-- Begin TASK INPUTS --

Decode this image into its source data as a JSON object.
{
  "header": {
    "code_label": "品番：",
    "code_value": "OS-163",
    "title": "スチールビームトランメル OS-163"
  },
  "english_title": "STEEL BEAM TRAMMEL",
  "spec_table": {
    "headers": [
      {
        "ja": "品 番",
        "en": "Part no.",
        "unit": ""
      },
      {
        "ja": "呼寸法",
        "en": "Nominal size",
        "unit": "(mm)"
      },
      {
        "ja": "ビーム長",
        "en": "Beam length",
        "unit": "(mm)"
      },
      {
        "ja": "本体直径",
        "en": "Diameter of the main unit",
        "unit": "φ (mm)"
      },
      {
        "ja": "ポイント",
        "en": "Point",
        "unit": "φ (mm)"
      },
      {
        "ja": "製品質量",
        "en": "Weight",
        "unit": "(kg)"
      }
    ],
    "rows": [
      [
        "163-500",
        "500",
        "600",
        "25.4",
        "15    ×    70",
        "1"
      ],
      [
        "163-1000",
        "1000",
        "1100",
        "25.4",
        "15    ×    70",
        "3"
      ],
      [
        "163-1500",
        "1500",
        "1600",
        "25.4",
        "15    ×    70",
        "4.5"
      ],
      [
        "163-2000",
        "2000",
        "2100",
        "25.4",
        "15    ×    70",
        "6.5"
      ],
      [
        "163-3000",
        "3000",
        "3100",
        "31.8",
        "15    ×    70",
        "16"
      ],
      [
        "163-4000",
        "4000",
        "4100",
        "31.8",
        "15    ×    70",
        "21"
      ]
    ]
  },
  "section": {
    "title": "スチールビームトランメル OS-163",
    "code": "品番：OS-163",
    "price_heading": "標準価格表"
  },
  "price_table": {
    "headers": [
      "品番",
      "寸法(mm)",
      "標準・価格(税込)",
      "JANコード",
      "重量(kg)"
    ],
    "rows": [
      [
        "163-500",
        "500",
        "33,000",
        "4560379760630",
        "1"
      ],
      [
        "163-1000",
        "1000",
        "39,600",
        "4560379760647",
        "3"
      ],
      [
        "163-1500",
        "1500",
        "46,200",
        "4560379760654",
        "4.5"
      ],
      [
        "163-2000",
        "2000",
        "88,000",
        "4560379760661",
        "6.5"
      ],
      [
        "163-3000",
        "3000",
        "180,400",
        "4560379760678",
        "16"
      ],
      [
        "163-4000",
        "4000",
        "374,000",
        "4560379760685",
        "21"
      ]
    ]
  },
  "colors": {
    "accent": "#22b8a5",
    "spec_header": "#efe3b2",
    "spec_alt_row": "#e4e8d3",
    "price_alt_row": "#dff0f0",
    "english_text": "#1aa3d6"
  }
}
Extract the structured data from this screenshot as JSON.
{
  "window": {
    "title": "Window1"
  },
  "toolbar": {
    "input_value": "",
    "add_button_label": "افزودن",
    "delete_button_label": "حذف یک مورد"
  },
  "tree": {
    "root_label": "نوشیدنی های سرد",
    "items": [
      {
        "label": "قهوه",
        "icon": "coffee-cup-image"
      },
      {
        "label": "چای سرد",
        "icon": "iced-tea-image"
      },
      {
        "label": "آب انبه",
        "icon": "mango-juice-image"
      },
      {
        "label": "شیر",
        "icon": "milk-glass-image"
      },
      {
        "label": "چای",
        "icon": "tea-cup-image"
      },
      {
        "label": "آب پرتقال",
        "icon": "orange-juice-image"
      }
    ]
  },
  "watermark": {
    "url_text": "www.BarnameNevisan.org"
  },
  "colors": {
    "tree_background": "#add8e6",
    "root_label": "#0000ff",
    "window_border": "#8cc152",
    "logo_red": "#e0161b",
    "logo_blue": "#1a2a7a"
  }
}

-- End TASK INPUTS --

[TASK PROMPT] Lines containing the word "icon" must all be returned from the material above.

[FINISHED ANSWER]
        "icon": "coffee-cup-image"
        "icon": "iced-tea-image"
        "icon": "mango-juice-image"
        "icon": "milk-glass-image"
        "icon": "tea-cup-image"
        "icon": "orange-juice-image"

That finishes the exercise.